*PROBLEM STATEMENT*
Write out the data below exactly as given, without any of its pictures.
-- start of PROVIDED DATA --
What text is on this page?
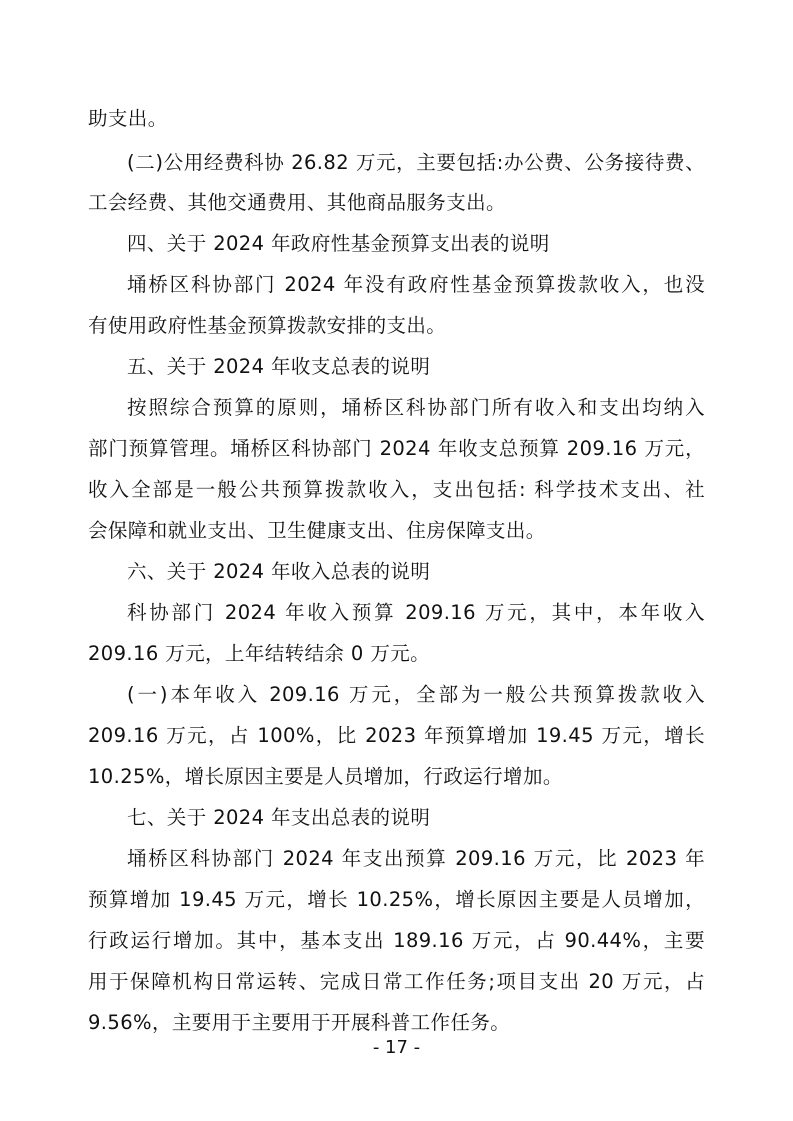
助支出。
(二)公用经费科协 26.82 万元，主要包括:办公费、公务接待费、
工会经费、其他交通费用、其他商品服务支出。
四、关于 2024 年政府性基金预算支出表的说明
埇桥区科协部门 2024 年没有政府性基金预算拨款收入，也没
有使用政府性基金预算拨款安排的支出。
五、关于 2024 年收支总表的说明
按照综合预算的原则，埇桥区科协部门所有收入和支出均纳入
部门预算管理。埇桥区科协部门 2024 年收支总预算 209.16 万元，
收入全部是一般公共预算拨款收入，支出包括: 科学技术支出、社
会保障和就业支出、卫生健康支出、住房保障支出。
六、关于 2024 年收入总表的说明
科协部门 2024 年收入预算 209.16 万元，其中，本年收入
209.16 万元，上年结转结余 0 万元。
(一)本年收入 209.16 万元，全部为一般公共预算拨款收入
209.16 万元，占 100%，比 2023 年预算增加 19.45 万元，增长
10.25%，增长原因主要是人员增加，行政运行增加。
七、关于 2024 年支出总表的说明
埇桥区科协部门 2024 年支出预算 209.16 万元，比 2023 年
预算增加 19.45 万元，增长 10.25%，增长原因主要是人员增加，
行政运行增加。其中，基本支出 189.16 万元，占 90.44%，主要
用于保障机构日常运转、完成日常工作任务;项目支出 20 万元，占
9.56%，主要用于主要用于开展科普工作任务。
- 17 -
-- end of PROVIDED DATA --
*RESPONSE TO THE TASK*
What text is on this page?
助支出。
(二)公用经费科协 26.82 万元，主要包括:办公费、公务接待费、
工会经费、其他交通费用、其他商品服务支出。
四、关于 2024 年政府性基金预算支出表的说明
埇桥区科协部门 2024 年没有政府性基金预算拨款收入，也没
有使用政府性基金预算拨款安排的支出。
五、关于 2024 年收支总表的说明
按照综合预算的原则，埇桥区科协部门所有收入和支出均纳入
部门预算管理。埇桥区科协部门 2024 年收支总预算 209.16 万元，
收入全部是一般公共预算拨款收入，支出包括: 科学技术支出、社
会保障和就业支出、卫生健康支出、住房保障支出。
六、关于 2024 年收入总表的说明
科协部门 2024 年收入预算 209.16 万元，其中，本年收入
209.16 万元，上年结转结余 0 万元。
(一)本年收入 209.16 万元，全部为一般公共预算拨款收入
209.16 万元，占 100%，比 2023 年预算增加 19.45 万元，增长
10.25%，增长原因主要是人员增加，行政运行增加。
七、关于 2024 年支出总表的说明
埇桥区科协部门 2024 年支出预算 209.16 万元，比 2023 年
预算增加 19.45 万元，增长 10.25%，增长原因主要是人员增加，
行政运行增加。其中，基本支出 189.16 万元，占 90.44%，主要
用于保障机构日常运转、完成日常工作任务;项目支出 20 万元，占
9.56%，主要用于主要用于开展科普工作任务。
- 17 -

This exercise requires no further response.